▸ Task
Your task is to copy the listing exactly, with the pictures left out.
## START Given entries
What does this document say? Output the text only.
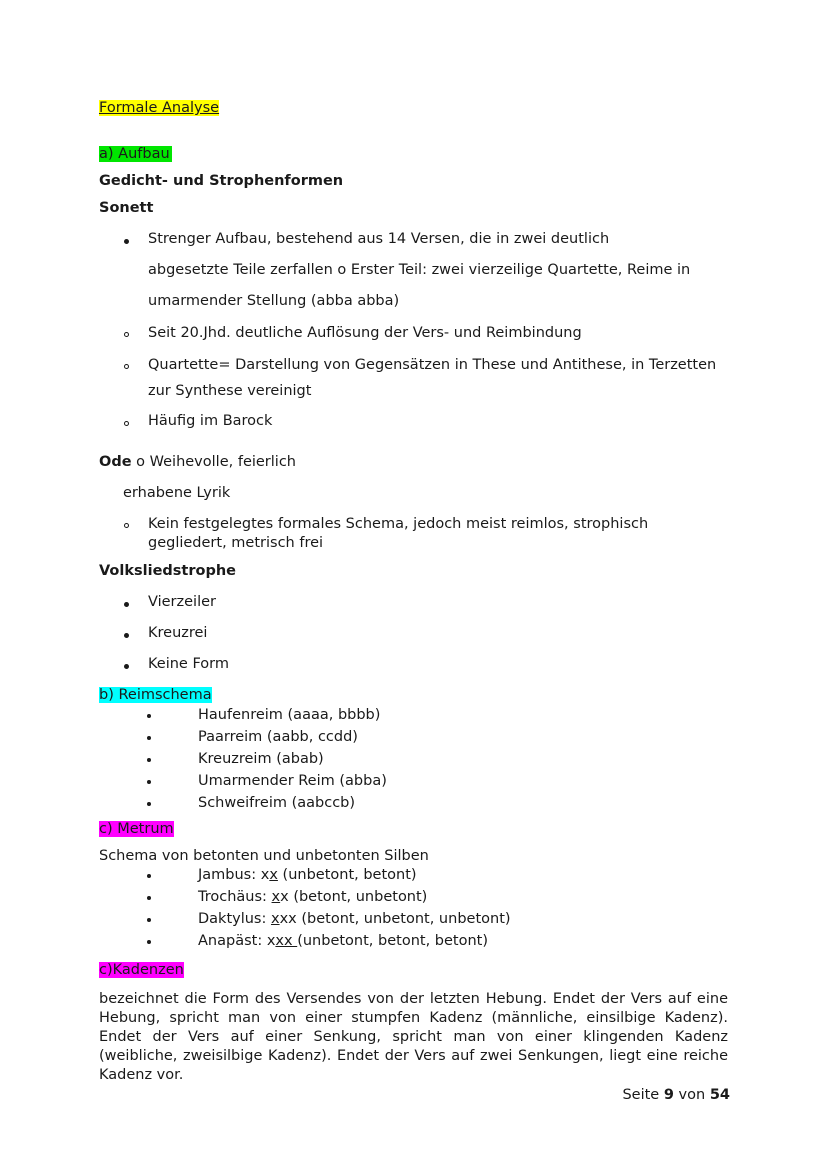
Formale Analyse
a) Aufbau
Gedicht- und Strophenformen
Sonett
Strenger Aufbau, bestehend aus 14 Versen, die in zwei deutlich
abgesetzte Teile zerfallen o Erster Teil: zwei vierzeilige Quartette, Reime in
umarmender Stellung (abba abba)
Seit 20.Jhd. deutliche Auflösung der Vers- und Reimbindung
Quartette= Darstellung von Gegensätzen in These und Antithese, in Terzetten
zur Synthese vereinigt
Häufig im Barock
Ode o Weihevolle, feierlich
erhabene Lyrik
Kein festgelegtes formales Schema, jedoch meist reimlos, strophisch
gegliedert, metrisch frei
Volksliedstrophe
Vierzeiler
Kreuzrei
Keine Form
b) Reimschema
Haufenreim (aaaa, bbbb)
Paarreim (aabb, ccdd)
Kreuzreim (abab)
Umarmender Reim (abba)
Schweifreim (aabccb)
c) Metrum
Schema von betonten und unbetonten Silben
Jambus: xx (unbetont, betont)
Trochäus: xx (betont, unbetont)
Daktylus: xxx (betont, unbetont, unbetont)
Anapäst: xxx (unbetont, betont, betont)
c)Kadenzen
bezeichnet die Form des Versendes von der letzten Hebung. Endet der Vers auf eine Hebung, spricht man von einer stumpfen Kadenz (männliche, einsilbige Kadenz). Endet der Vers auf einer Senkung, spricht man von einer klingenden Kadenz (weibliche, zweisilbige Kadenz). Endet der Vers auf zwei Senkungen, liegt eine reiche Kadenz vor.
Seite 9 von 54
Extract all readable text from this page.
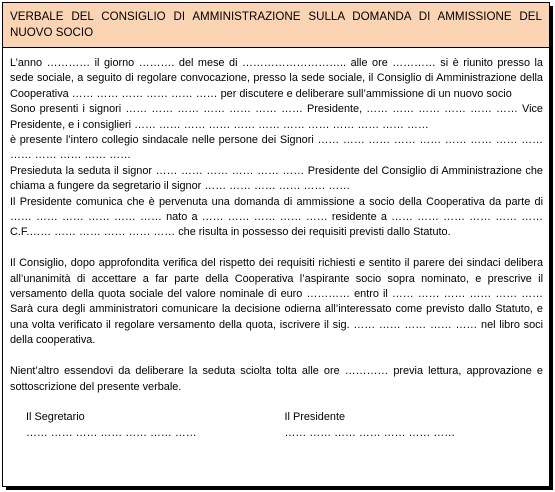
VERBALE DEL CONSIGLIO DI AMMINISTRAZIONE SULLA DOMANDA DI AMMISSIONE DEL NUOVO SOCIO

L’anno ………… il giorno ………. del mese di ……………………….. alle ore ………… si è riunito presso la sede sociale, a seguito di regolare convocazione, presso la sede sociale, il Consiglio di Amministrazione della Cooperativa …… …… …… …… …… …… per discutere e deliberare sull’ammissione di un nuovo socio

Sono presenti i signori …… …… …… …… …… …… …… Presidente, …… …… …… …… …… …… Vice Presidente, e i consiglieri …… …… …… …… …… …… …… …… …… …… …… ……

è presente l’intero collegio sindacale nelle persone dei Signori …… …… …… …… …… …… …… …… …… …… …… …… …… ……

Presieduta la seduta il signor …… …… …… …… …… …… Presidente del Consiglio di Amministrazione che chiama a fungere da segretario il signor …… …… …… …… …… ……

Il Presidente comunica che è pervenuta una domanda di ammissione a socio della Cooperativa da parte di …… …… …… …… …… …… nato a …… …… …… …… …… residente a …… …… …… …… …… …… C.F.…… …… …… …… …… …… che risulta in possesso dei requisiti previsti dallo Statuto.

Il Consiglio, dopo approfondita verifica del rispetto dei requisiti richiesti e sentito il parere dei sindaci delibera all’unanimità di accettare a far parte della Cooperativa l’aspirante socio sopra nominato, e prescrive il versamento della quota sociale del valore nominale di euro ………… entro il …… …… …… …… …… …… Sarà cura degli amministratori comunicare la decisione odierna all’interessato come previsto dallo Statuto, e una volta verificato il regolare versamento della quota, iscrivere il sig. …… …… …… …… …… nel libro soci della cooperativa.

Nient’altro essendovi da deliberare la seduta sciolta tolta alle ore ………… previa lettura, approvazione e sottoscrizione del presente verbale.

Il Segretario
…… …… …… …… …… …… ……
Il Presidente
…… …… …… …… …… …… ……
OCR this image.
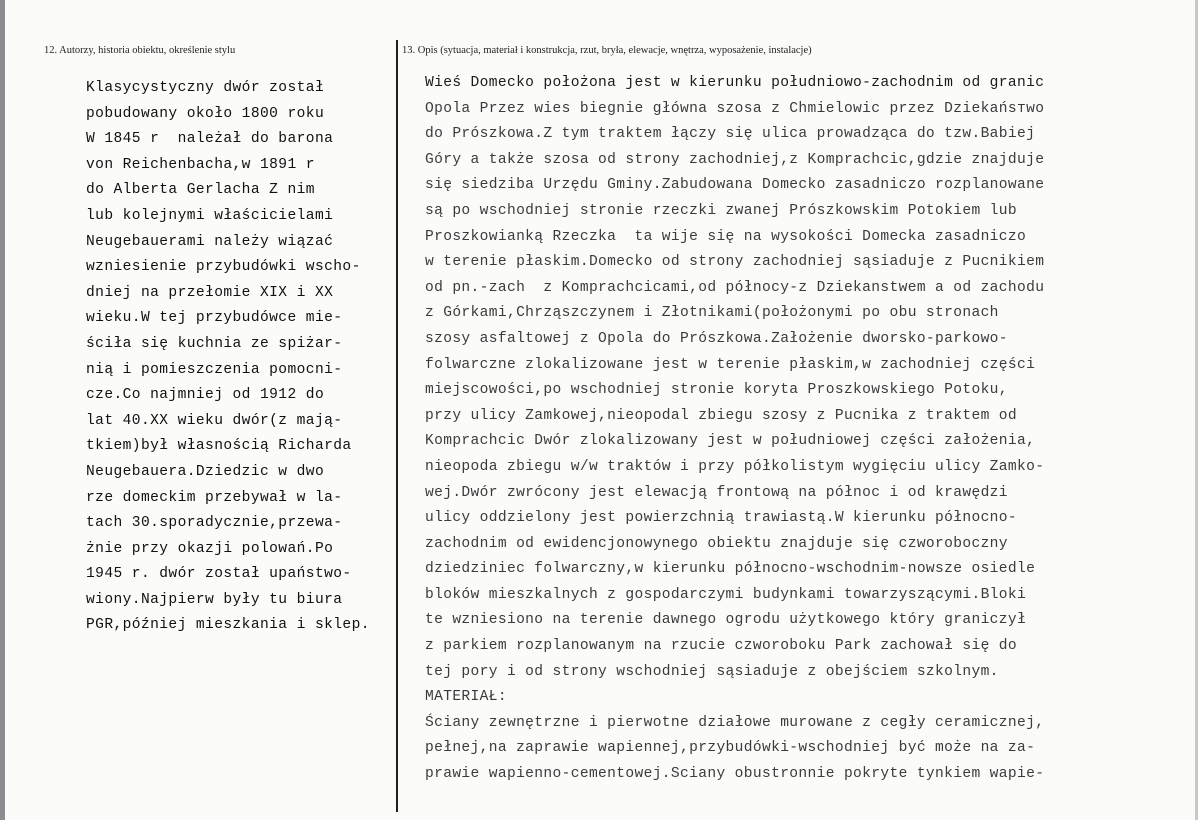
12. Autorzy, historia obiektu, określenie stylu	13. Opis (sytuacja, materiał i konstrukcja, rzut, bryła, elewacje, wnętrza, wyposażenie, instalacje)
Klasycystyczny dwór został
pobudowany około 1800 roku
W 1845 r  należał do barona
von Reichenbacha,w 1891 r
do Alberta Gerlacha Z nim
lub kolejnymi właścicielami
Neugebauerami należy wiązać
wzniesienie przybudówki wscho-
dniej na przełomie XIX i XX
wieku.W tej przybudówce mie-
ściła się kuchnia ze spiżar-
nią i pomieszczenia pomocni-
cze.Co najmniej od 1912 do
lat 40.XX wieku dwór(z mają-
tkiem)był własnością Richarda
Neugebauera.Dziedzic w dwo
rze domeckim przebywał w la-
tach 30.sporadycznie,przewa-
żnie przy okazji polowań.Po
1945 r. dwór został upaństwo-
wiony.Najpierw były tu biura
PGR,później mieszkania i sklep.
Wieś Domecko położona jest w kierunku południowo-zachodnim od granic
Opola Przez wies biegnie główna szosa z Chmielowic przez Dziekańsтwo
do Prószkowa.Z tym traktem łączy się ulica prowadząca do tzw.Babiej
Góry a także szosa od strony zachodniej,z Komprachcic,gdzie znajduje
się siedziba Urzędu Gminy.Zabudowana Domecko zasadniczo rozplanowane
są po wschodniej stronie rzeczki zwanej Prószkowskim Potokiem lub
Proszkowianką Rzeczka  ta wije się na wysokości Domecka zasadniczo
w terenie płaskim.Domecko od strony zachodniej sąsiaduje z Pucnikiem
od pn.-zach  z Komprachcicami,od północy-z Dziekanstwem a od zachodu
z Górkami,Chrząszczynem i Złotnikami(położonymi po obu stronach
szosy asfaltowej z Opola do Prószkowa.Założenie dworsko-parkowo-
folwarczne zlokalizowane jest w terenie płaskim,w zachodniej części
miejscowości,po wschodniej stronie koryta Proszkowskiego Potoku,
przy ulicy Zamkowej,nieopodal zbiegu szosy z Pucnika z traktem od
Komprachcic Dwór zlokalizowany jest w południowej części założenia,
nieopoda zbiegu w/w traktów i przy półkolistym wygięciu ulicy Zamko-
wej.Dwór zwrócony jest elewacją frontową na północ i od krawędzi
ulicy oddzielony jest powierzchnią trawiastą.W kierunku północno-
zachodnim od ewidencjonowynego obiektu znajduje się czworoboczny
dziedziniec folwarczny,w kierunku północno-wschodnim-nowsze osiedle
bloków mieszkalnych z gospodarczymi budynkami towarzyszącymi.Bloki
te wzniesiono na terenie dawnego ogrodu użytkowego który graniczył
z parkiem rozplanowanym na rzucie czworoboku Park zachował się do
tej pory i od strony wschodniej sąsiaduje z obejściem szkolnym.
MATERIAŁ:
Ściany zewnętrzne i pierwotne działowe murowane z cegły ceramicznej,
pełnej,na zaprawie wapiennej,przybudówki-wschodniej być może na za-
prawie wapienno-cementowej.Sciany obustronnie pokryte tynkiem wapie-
## END Given entries
▸ Task response
What does this document say? Output the text only.
Formale Analyse
a) Aufbau
Gedicht- und Strophenformen
Sonett
Strenger Aufbau, bestehend aus 14 Versen, die in zwei deutlich
abgesetzte Teile zerfallen o Erster Teil: zwei vierzeilige Quartette, Reime in
umarmender Stellung (abba abba)
Seit 20.Jhd. deutliche Auflösung der Vers- und Reimbindung
Quartette= Darstellung von Gegensätzen in These und Antithese, in Terzetten
zur Synthese vereinigt
Häufig im Barock
Ode o Weihevolle, feierlich
erhabene Lyrik
Kein festgelegtes formales Schema, jedoch meist reimlos, strophisch
gegliedert, metrisch frei
Volksliedstrophe
Vierzeiler
Kreuzrei
Keine Form
b) Reimschema
Haufenreim (aaaa, bbbb)
Paarreim (aabb, ccdd)
Kreuzreim (abab)
Umarmender Reim (abba)
Schweifreim (aabccb)
c) Metrum
Schema von betonten und unbetonten Silben
Jambus: xx (unbetont, betont)
Trochäus: xx (betont, unbetont)
Daktylus: xxx (betont, unbetont, unbetont)
Anapäst: xxx (unbetont, betont, betont)
c)Kadenzen
bezeichnet die Form des Versendes von der letzten Hebung. Endet der Vers auf eine Hebung, spricht man von einer stumpfen Kadenz (männliche, einsilbige Kadenz). Endet der Vers auf einer Senkung, spricht man von einer klingenden Kadenz (weibliche, zweisilbige Kadenz). Endet der Vers auf zwei Senkungen, liegt eine reiche Kadenz vor.
Seite 9 von 54
Extract all readable text from this page.
VERBALE DEL CONSIGLIO DI AMMINISTRAZIONE SULLA DOMANDA DI AMMISSIONE DEL NUOVO SOCIO

L’anno ………… il giorno ………. del mese di ……………………….. alle ore ………… si è riunito presso la sede sociale, a seguito di regolare convocazione, presso la sede sociale, il Consiglio di Amministrazione della Cooperativa …… …… …… …… …… …… per discutere e deliberare sull’ammissione di un nuovo socio

Sono presenti i signori …… …… …… …… …… …… …… Presidente, …… …… …… …… …… …… Vice Presidente, e i consiglieri …… …… …… …… …… …… …… …… …… …… …… ……

è presente l’intero collegio sindacale nelle persone dei Signori …… …… …… …… …… …… …… …… …… …… …… …… …… ……

Presieduta la seduta il signor …… …… …… …… …… …… Presidente del Consiglio di Amministrazione che chiama a fungere da segretario il signor …… …… …… …… …… ……

Il Presidente comunica che è pervenuta una domanda di ammissione a socio della Cooperativa da parte di …… …… …… …… …… …… nato a …… …… …… …… …… residente a …… …… …… …… …… …… C.F.…… …… …… …… …… …… che risulta in possesso dei requisiti previsti dallo Statuto.

Il Consiglio, dopo approfondita verifica del rispetto dei requisiti richiesti e sentito il parere dei sindaci delibera all’unanimità di accettare a far parte della Cooperativa l’aspirante socio sopra nominato, e prescrive il versamento della quota sociale del valore nominale di euro ………… entro il …… …… …… …… …… …… Sarà cura degli amministratori comunicare la decisione odierna all’interessato come previsto dallo Statuto, e una volta verificato il regolare versamento della quota, iscrivere il sig. …… …… …… …… …… nel libro soci della cooperativa.

Nient’altro essendovi da deliberare la seduta sciolta tolta alle ore ………… previa lettura, approvazione e sottoscrizione del presente verbale.

Il Segretario
…… …… …… …… …… …… ……
Il Presidente
…… …… …… …… …… …… ……
OCR this image.
12. Autorzy, historia obiektu, określenie stylu	13. Opis (sytuacja, materiał i konstrukcja, rzut, bryła, elewacje, wnętrza, wyposażenie, instalacje)
Klasycystyczny dwór został
pobudowany około 1800 roku
W 1845 r  należał do barona
von Reichenbacha,w 1891 r
do Alberta Gerlacha Z nim
lub kolejnymi właścicielami
Neugebauerami należy wiązać
wzniesienie przybudówki wscho-
dniej na przełomie XIX i XX
wieku.W tej przybudówce mie-
ściła się kuchnia ze spiżar-
nią i pomieszczenia pomocni-
cze.Co najmniej od 1912 do
lat 40.XX wieku dwór(z mają-
tkiem)był własnością Richarda
Neugebauera.Dziedzic w dwo
rze domeckim przebywał w la-
tach 30.sporadycznie,przewa-
żnie przy okazji polowań.Po
1945 r. dwór został upaństwo-
wiony.Najpierw były tu biura
PGR,później mieszkania i sklep.
Wieś Domecko położona jest w kierunku południowo-zachodnim od granic
Opola Przez wies biegnie główna szosa z Chmielowic przez Dziekańsтwo
do Prószkowa.Z tym traktem łączy się ulica prowadząca do tzw.Babiej
Góry a także szosa od strony zachodniej,z Komprachcic,gdzie znajduje
się siedziba Urzędu Gminy.Zabudowana Domecko zasadniczo rozplanowane
są po wschodniej stronie rzeczki zwanej Prószkowskim Potokiem lub
Proszkowianką Rzeczka  ta wije się na wysokości Domecka zasadniczo
w terenie płaskim.Domecko od strony zachodniej sąsiaduje z Pucnikiem
od pn.-zach  z Komprachcicami,od północy-z Dziekanstwem a od zachodu
z Górkami,Chrząszczynem i Złotnikami(położonymi po obu stronach
szosy asfaltowej z Opola do Prószkowa.Założenie dworsko-parkowo-
folwarczne zlokalizowane jest w terenie płaskim,w zachodniej części
miejscowości,po wschodniej stronie koryta Proszkowskiego Potoku,
przy ulicy Zamkowej,nieopodal zbiegu szosy z Pucnika z traktem od
Komprachcic Dwór zlokalizowany jest w południowej części założenia,
nieopoda zbiegu w/w traktów i przy półkolistym wygięciu ulicy Zamko-
wej.Dwór zwrócony jest elewacją frontową na północ i od krawędzi
ulicy oddzielony jest powierzchnią trawiastą.W kierunku północno-
zachodnim od ewidencjonowynego obiektu znajduje się czworoboczny
dziedziniec folwarczny,w kierunku północno-wschodnim-nowsze osiedle
bloków mieszkalnych z gospodarczymi budynkami towarzyszącymi.Bloki
te wzniesiono na terenie dawnego ogrodu użytkowego który graniczył
z parkiem rozplanowanym na rzucie czworoboku Park zachował się do
tej pory i od strony wschodniej sąsiaduje z obejściem szkolnym.
MATERIAŁ:
Ściany zewnętrzne i pierwotne działowe murowane z cegły ceramicznej,
pełnej,na zaprawie wapiennej,przybudówki-wschodniej być może na za-
prawie wapienno-cementowej.Sciany obustronnie pokryte tynkiem wapie-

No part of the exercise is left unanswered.